═════ RECORDS ═════

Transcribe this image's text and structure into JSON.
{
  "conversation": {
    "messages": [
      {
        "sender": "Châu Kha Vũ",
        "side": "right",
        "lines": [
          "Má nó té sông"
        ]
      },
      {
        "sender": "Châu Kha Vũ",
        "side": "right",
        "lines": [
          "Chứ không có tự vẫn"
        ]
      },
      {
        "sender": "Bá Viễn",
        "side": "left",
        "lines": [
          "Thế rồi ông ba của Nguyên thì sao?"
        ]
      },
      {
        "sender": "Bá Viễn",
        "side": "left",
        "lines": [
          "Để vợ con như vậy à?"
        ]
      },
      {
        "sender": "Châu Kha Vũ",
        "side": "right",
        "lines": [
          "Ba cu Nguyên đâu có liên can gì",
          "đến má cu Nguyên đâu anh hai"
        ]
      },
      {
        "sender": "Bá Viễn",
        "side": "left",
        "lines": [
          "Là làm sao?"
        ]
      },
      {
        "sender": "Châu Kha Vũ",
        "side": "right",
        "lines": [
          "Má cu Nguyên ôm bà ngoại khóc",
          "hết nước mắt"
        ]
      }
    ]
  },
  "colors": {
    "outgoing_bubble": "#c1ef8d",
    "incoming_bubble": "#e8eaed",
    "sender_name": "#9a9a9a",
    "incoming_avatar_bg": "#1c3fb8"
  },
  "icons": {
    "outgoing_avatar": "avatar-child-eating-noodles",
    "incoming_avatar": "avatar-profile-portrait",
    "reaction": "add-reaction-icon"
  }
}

═════

**WHAT TO DO:** Return the listing above in its exact form.

**COMPLETE RESPONSE:**
Transcribe this image's text and structure into JSON.
{
  "conversation": {
    "messages": [
      {
        "sender": "Châu Kha Vũ",
        "side": "right",
        "lines": [
          "Má nó té sông"
        ]
      },
      {
        "sender": "Châu Kha Vũ",
        "side": "right",
        "lines": [
          "Chứ không có tự vẫn"
        ]
      },
      {
        "sender": "Bá Viễn",
        "side": "left",
        "lines": [
          "Thế rồi ông ba của Nguyên thì sao?"
        ]
      },
      {
        "sender": "Bá Viễn",
        "side": "left",
        "lines": [
          "Để vợ con như vậy à?"
        ]
      },
      {
        "sender": "Châu Kha Vũ",
        "side": "right",
        "lines": [
          "Ba cu Nguyên đâu có liên can gì",
          "đến má cu Nguyên đâu anh hai"
        ]
      },
      {
        "sender": "Bá Viễn",
        "side": "left",
        "lines": [
          "Là làm sao?"
        ]
      },
      {
        "sender": "Châu Kha Vũ",
        "side": "right",
        "lines": [
          "Má cu Nguyên ôm bà ngoại khóc",
          "hết nước mắt"
        ]
      }
    ]
  },
  "colors": {
    "outgoing_bubble": "#c1ef8d",
    "incoming_bubble": "#e8eaed",
    "sender_name": "#9a9a9a",
    "incoming_avatar_bg": "#1c3fb8"
  },
  "icons": {
    "outgoing_avatar": "avatar-child-eating-noodles",
    "incoming_avatar": "avatar-profile-portrait",
    "reaction": "add-reaction-icon"
  }
}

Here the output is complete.